## Request
Without the pictures, reproduce the records that follow exactly.

## Given data
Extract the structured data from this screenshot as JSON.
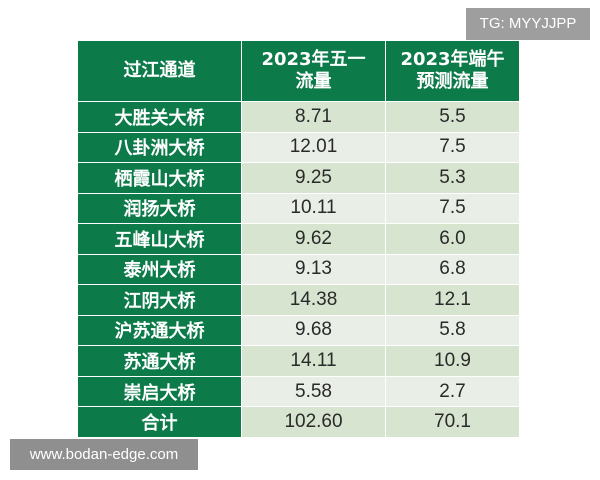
{
  "tag": "TG: MYYJJPP",
  "watermark": "www.bodan-edge.com",
  "chart_data": {
    "type": "table",
    "columns": [
      "过江通道",
      "2023年五一流量",
      "2023年端午预测流量"
    ],
    "header_lines": [
      [
        "过江通道"
      ],
      [
        "2023年五一",
        "流量"
      ],
      [
        "2023年端午",
        "预测流量"
      ]
    ],
    "rows": [
      [
        "大胜关大桥",
        "8.71",
        "5.5"
      ],
      [
        "八卦洲大桥",
        "12.01",
        "7.5"
      ],
      [
        "栖霞山大桥",
        "9.25",
        "5.3"
      ],
      [
        "润扬大桥",
        "10.11",
        "7.5"
      ],
      [
        "五峰山大桥",
        "9.62",
        "6.0"
      ],
      [
        "泰州大桥",
        "9.13",
        "6.8"
      ],
      [
        "江阴大桥",
        "14.38",
        "12.1"
      ],
      [
        "沪苏通大桥",
        "9.68",
        "5.8"
      ],
      [
        "苏通大桥",
        "14.11",
        "10.9"
      ],
      [
        "崇启大桥",
        "5.58",
        "2.7"
      ],
      [
        "合计",
        "102.60",
        "70.1"
      ]
    ]
  }
}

## Reply
Extract the structured data from this screenshot as JSON.
{
  "tag": "TG: MYYJJPP",
  "watermark": "www.bodan-edge.com",
  "chart_data": {
    "type": "table",
    "columns": [
      "过江通道",
      "2023年五一流量",
      "2023年端午预测流量"
    ],
    "header_lines": [
      [
        "过江通道"
      ],
      [
        "2023年五一",
        "流量"
      ],
      [
        "2023年端午",
        "预测流量"
      ]
    ],
    "rows": [
      [
        "大胜关大桥",
        "8.71",
        "5.5"
      ],
      [
        "八卦洲大桥",
        "12.01",
        "7.5"
      ],
      [
        "栖霞山大桥",
        "9.25",
        "5.3"
      ],
      [
        "润扬大桥",
        "10.11",
        "7.5"
      ],
      [
        "五峰山大桥",
        "9.62",
        "6.0"
      ],
      [
        "泰州大桥",
        "9.13",
        "6.8"
      ],
      [
        "江阴大桥",
        "14.38",
        "12.1"
      ],
      [
        "沪苏通大桥",
        "9.68",
        "5.8"
      ],
      [
        "苏通大桥",
        "14.11",
        "10.9"
      ],
      [
        "崇启大桥",
        "5.58",
        "2.7"
      ],
      [
        "合计",
        "102.60",
        "70.1"
      ]
    ]
  }
}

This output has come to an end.